> **Job**
Please extend the Databus-derive-maven-plugin documentation page, picking up right after its final "<build>" line and the "..." beneath it.

> **Supplied text**
DBpedia Development Wiki devilopment bible

Edit this page with Git

Databus-derive-maven-plugin

Extension to the databus-maven-plugin, used to download and derive new datasets already released on the databus. mvn databus-derive:clone downloads all data into the build directory target/databus/derive/downloads, mvn clean deletes the downloaded data again. Later the plugin will feature better data housekeeping option, such as persisting some downloads in ${user.home}/.m2/databus and caching often used conversions.

working beta

  • we are using it to derive the monthly DBpedia releases from the MARVIN pre-releases (parse and remove syntax errors)
  • Code overlaps with the Databus Client. Merging and refactoring is required.

Current caveats:

  • putting a version that does not exist into <version> will result in a java.util.NoSuchElementException: QueryIterPlainWrapper
  • using is much less flexible than just giving the SPARQL query
  • can only parse RDF-NTriples as .bz2 other data is simply copied
  • Per default parsing data and cloning (e.g. create new versions for the databus-maven-plugin) are deactivated. You can turn them on with -DskipParsing=false -DskipCloning=false, but beware the plugin needs three times the space of the data (easier to debug).

Setup

Add the snapshot plugin repository, not required if you already use the databus-maven-plugin

    <pluginRepositories>
        <pluginRepository>
            <id>archiva.internal</id>
            <name>Internal Release Repository</name>
            <url>http://databus.dbpedia.org:8081/repository/internal</url>
        </pluginRepository>
        <pluginRepository>
            <id>archiva.snapshots</id>
            <name>Internal Snapshot Repository</name>
            <url>http://databus.dbpedia.org:8081/repository/snapshots</url>
            <snapshots>
                <updatePolicy>always</updatePolicy>
            </snapshots>
        </pluginRepository>
    </pluginRepositories>

Add the following plugin entry to the BaseBuild(<build>) element in your maven pom.

  <build>
  ...

> **Available data**
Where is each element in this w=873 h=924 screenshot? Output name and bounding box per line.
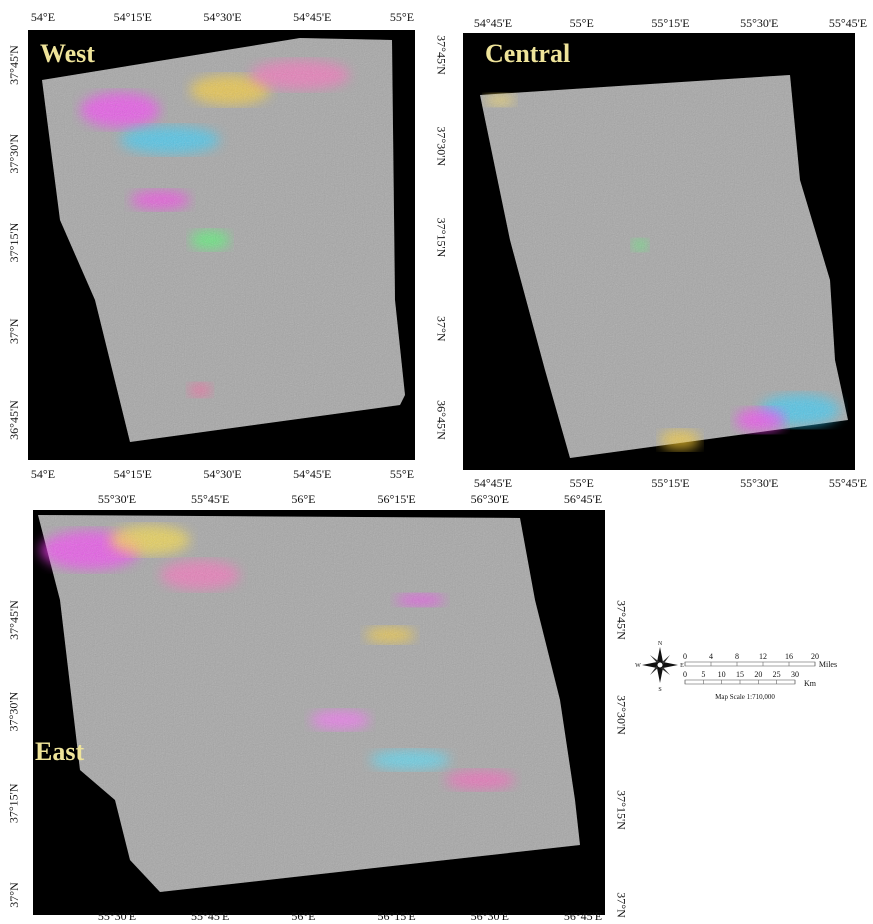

> **Written response**
    <plugins>
      <plugin>
        <groupId>org.dbpedia.databus</groupId>
        <artifactId>databus-derive-maven-plugin</artifactId>
        <version>1.0-SNAPSHOT</version>
        <executions>
          <execution>
            <goals>
              <goal>clone</goal>
            </goals>
          </execution>
        </executions>
        <configuration>
          <versions>
            <version>https://databus.dbpedia.org/dbpedia/enrichment/mappingbased-literals/2019.03.01</version>
          </versions>
          <skipParsing>true</skipParsing>
          <skipCloning>true</skipCloning>
        </configuration>
      </plugin>
    </plugins>
  </build>

Note that you can also use a variable for configuration. This configuration downloads the whole DBpedia/mappings group.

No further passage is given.